▶ _REQUIRED TASK_
Transcribe all the records exactly and omit any images they hold.

▶ _SUPPLIED MATERIAL_
## BEGIN

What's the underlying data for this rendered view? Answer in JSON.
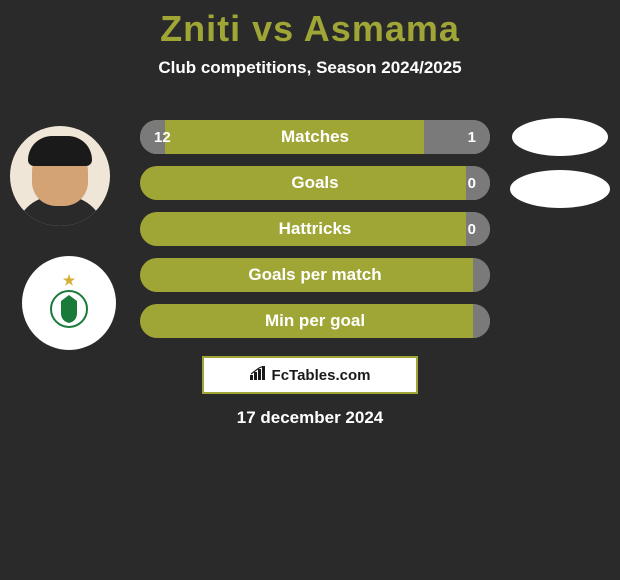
{
  "page_title": "Zniti vs Asmama",
  "subtitle": "Club competitions, Season 2024/2025",
  "date_text": "17 december 2024",
  "brand_label": "FcTables.com",
  "colors": {
    "accent": "#a0a636",
    "bar_gray": "#7a7a7a",
    "text_white": "#ffffff",
    "background": "#2a2a2a"
  },
  "stats": [
    {
      "label": "Matches",
      "left_value": "12",
      "right_value": "1",
      "left_pct": 7,
      "right_pct": 19
    },
    {
      "label": "Goals",
      "left_value": "",
      "right_value": "0",
      "left_pct": 0,
      "right_pct": 7
    },
    {
      "label": "Hattricks",
      "left_value": "",
      "right_value": "0",
      "left_pct": 0,
      "right_pct": 7
    },
    {
      "label": "Goals per match",
      "left_value": "",
      "right_value": "",
      "left_pct": 0,
      "right_pct": 5
    },
    {
      "label": "Min per goal",
      "left_value": "",
      "right_value": "",
      "left_pct": 0,
      "right_pct": 5
    }
  ]
}
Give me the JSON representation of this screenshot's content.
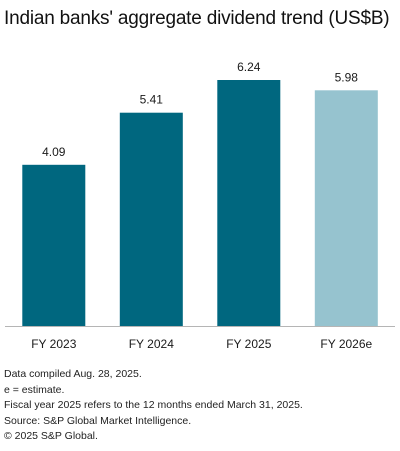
{
  "chart_data": {
    "type": "bar",
    "title": "Indian banks' aggregate dividend trend (US$B)",
    "categories": [
      "FY 2023",
      "FY 2024",
      "FY 2025",
      "FY 2026e"
    ],
    "values": [
      4.09,
      5.41,
      6.24,
      5.98
    ],
    "value_labels": [
      "4.09",
      "5.41",
      "6.24",
      "5.98"
    ],
    "bar_colors": [
      "#00677f",
      "#00677f",
      "#00677f",
      "#96c3cf"
    ],
    "ylim": [
      0,
      6.24
    ],
    "xlabel": "",
    "ylabel": "",
    "grid": false,
    "legend": "none"
  },
  "notes": [
    "Data compiled Aug. 28, 2025.",
    "e = estimate.",
    "Fiscal year 2025 refers to the 12 months ended March 31, 2025.",
    "Source: S&P Global Market Intelligence.",
    "© 2025 S&P Global."
  ]
}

## END

▶ _SOLUTION FOR THIS PROBLEM_
What's the underlying data for this rendered view? Answer in JSON.
{
  "page_title": "Zniti vs Asmama",
  "subtitle": "Club competitions, Season 2024/2025",
  "date_text": "17 december 2024",
  "brand_label": "FcTables.com",
  "colors": {
    "accent": "#a0a636",
    "bar_gray": "#7a7a7a",
    "text_white": "#ffffff",
    "background": "#2a2a2a"
  },
  "stats": [
    {
      "label": "Matches",
      "left_value": "12",
      "right_value": "1",
      "left_pct": 7,
      "right_pct": 19
    },
    {
      "label": "Goals",
      "left_value": "",
      "right_value": "0",
      "left_pct": 0,
      "right_pct": 7
    },
    {
      "label": "Hattricks",
      "left_value": "",
      "right_value": "0",
      "left_pct": 0,
      "right_pct": 7
    },
    {
      "label": "Goals per match",
      "left_value": "",
      "right_value": "",
      "left_pct": 0,
      "right_pct": 5
    },
    {
      "label": "Min per goal",
      "left_value": "",
      "right_value": "",
      "left_pct": 0,
      "right_pct": 5
    }
  ]
}
Give me the JSON representation of this screenshot's content.
{
  "chart_data": {
    "type": "bar",
    "title": "Indian banks' aggregate dividend trend (US$B)",
    "categories": [
      "FY 2023",
      "FY 2024",
      "FY 2025",
      "FY 2026e"
    ],
    "values": [
      4.09,
      5.41,
      6.24,
      5.98
    ],
    "value_labels": [
      "4.09",
      "5.41",
      "6.24",
      "5.98"
    ],
    "bar_colors": [
      "#00677f",
      "#00677f",
      "#00677f",
      "#96c3cf"
    ],
    "ylim": [
      0,
      6.24
    ],
    "xlabel": "",
    "ylabel": "",
    "grid": false,
    "legend": "none"
  },
  "notes": [
    "Data compiled Aug. 28, 2025.",
    "e = estimate.",
    "Fiscal year 2025 refers to the 12 months ended March 31, 2025.",
    "Source: S&P Global Market Intelligence.",
    "© 2025 S&P Global."
  ]
}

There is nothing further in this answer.